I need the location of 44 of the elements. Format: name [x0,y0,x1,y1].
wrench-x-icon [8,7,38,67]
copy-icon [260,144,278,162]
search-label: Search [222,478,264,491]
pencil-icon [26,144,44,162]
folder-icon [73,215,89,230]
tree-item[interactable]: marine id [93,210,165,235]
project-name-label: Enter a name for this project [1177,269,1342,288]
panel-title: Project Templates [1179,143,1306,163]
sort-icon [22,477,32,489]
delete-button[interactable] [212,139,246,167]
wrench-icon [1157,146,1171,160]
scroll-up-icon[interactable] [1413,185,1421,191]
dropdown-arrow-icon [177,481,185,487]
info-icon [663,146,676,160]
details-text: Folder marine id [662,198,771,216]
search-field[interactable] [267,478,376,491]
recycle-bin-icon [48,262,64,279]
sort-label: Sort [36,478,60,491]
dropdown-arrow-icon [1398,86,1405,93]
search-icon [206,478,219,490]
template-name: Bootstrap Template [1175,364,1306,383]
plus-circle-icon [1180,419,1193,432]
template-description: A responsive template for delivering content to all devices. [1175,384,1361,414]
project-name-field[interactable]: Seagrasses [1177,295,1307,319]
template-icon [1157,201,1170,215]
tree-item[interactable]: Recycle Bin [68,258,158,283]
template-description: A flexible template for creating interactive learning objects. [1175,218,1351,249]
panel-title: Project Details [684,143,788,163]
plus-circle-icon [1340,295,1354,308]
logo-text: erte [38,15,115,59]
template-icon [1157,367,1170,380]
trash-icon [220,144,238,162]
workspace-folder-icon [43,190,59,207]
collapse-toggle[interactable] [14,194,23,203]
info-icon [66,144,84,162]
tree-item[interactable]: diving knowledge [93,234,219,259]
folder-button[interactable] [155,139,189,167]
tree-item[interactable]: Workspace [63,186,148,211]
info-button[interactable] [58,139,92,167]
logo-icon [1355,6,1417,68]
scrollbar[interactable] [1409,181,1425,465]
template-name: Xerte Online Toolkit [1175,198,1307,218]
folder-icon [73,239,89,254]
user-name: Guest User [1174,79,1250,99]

## Written task
Copy the whole listing above line for line, changing nothing.

## Final answer
I need the location of 44 of the elements. Format: name [x0,y0,x1,y1].
wrench-x-icon [8,7,38,67]
copy-icon [260,144,278,162]
search-label: Search [222,478,264,491]
pencil-icon [26,144,44,162]
folder-icon [73,215,89,230]
tree-item[interactable]: marine id [93,210,165,235]
project-name-label: Enter a name for this project [1177,269,1342,288]
panel-title: Project Templates [1179,143,1306,163]
sort-icon [22,477,32,489]
delete-button[interactable] [212,139,246,167]
wrench-icon [1157,146,1171,160]
scroll-up-icon[interactable] [1413,185,1421,191]
dropdown-arrow-icon [177,481,185,487]
info-icon [663,146,676,160]
details-text: Folder marine id [662,198,771,216]
search-field[interactable] [267,478,376,491]
recycle-bin-icon [48,262,64,279]
sort-label: Sort [36,478,60,491]
dropdown-arrow-icon [1398,86,1405,93]
search-icon [206,478,219,490]
template-name: Bootstrap Template [1175,364,1306,383]
plus-circle-icon [1180,419,1193,432]
template-description: A responsive template for delivering content to all devices. [1175,384,1361,414]
project-name-field[interactable]: Seagrasses [1177,295,1307,319]
template-icon [1157,201,1170,215]
tree-item[interactable]: Recycle Bin [68,258,158,283]
template-description: A flexible template for creating interactive learning objects. [1175,218,1351,249]
panel-title: Project Details [684,143,788,163]
plus-circle-icon [1340,295,1354,308]
logo-text: erte [38,15,115,59]
template-icon [1157,367,1170,380]
trash-icon [220,144,238,162]
workspace-folder-icon [43,190,59,207]
collapse-toggle[interactable] [14,194,23,203]
info-icon [66,144,84,162]
tree-item[interactable]: diving knowledge [93,234,219,259]
folder-button[interactable] [155,139,189,167]
tree-item[interactable]: Workspace [63,186,148,211]
info-button[interactable] [58,139,92,167]
logo-icon [1355,6,1417,68]
scrollbar[interactable] [1409,181,1425,465]
template-name: Xerte Online Toolkit [1175,198,1307,218]
folder-icon [73,239,89,254]
user-name: Guest User [1174,79,1250,99]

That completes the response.